* **The problem**:
Go through the entries below and collect each line with the string "marker" in it.
[Input records start]
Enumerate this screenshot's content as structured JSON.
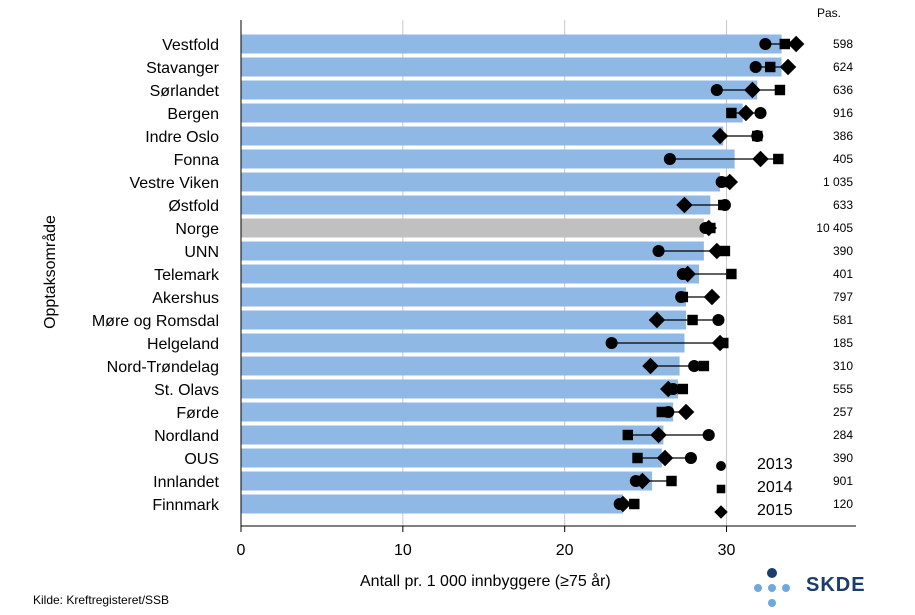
{
  "chart_data": {
    "type": "bar",
    "orientation": "horizontal",
    "xlabel": "Antall pr. 1 000 innbyggere (≥75 år)",
    "ylabel": "Opptaksområde",
    "xlim": [
      0,
      38
    ],
    "xticks": [
      0,
      10,
      20,
      30
    ],
    "grid": true,
    "legend_position": "bottom-right",
    "pas_header": "Pas.",
    "source": "Kilde: Kreftregisteret/SSB",
    "categories": [
      "Vestfold",
      "Stavanger",
      "Sørlandet",
      "Bergen",
      "Indre Oslo",
      "Fonna",
      "Vestre Viken",
      "Østfold",
      "Norge",
      "UNN",
      "Telemark",
      "Akershus",
      "Møre og Romsdal",
      "Helgeland",
      "Nord-Trøndelag",
      "St. Olavs",
      "Førde",
      "Nordland",
      "OUS",
      "Innlandet",
      "Finnmark"
    ],
    "bar_values": [
      33.4,
      33.4,
      31.9,
      31.0,
      29.8,
      30.5,
      29.6,
      29.0,
      28.6,
      28.6,
      28.3,
      27.5,
      27.5,
      27.4,
      27.1,
      27.0,
      26.7,
      26.1,
      26.0,
      25.4,
      23.6
    ],
    "series": [
      {
        "name": "2013",
        "marker": "circle",
        "values": [
          32.4,
          31.8,
          29.4,
          32.1,
          31.9,
          26.5,
          29.7,
          29.9,
          28.7,
          25.8,
          27.3,
          27.2,
          29.5,
          22.9,
          28.0,
          26.7,
          26.4,
          28.9,
          27.8,
          24.4,
          23.4
        ]
      },
      {
        "name": "2014",
        "marker": "square",
        "values": [
          33.6,
          32.7,
          33.3,
          30.3,
          31.9,
          33.2,
          29.8,
          29.8,
          29.0,
          29.9,
          30.3,
          27.3,
          27.9,
          29.8,
          28.6,
          27.3,
          26.0,
          23.9,
          24.5,
          26.6,
          24.3
        ]
      },
      {
        "name": "2015",
        "marker": "diamond",
        "values": [
          34.3,
          33.8,
          31.6,
          31.2,
          29.6,
          32.1,
          30.2,
          27.4,
          28.9,
          29.4,
          27.6,
          29.1,
          25.7,
          29.6,
          25.3,
          26.4,
          27.5,
          25.8,
          26.2,
          24.8,
          23.6
        ]
      }
    ],
    "pas": [
      "598",
      "624",
      "636",
      "916",
      "386",
      "405",
      "1 035",
      "633",
      "10 405",
      "390",
      "401",
      "797",
      "581",
      "185",
      "310",
      "555",
      "257",
      "284",
      "390",
      "901",
      "120"
    ],
    "highlight_category": "Norge",
    "colors": {
      "bar": "#8fb8e4",
      "highlight_bar": "#c0c0c0",
      "marker": "#000000",
      "grid": "#c8c8c8"
    }
  },
  "logo": {
    "text": "SKDE",
    "dot_colors": [
      "#1a3d6d",
      "#6fa8dc"
    ]
  }
}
[Input records end]
* **Correct response**:
        "marker": "circle",
        "marker": "square",
        "marker": "diamond",
      "marker": "#000000",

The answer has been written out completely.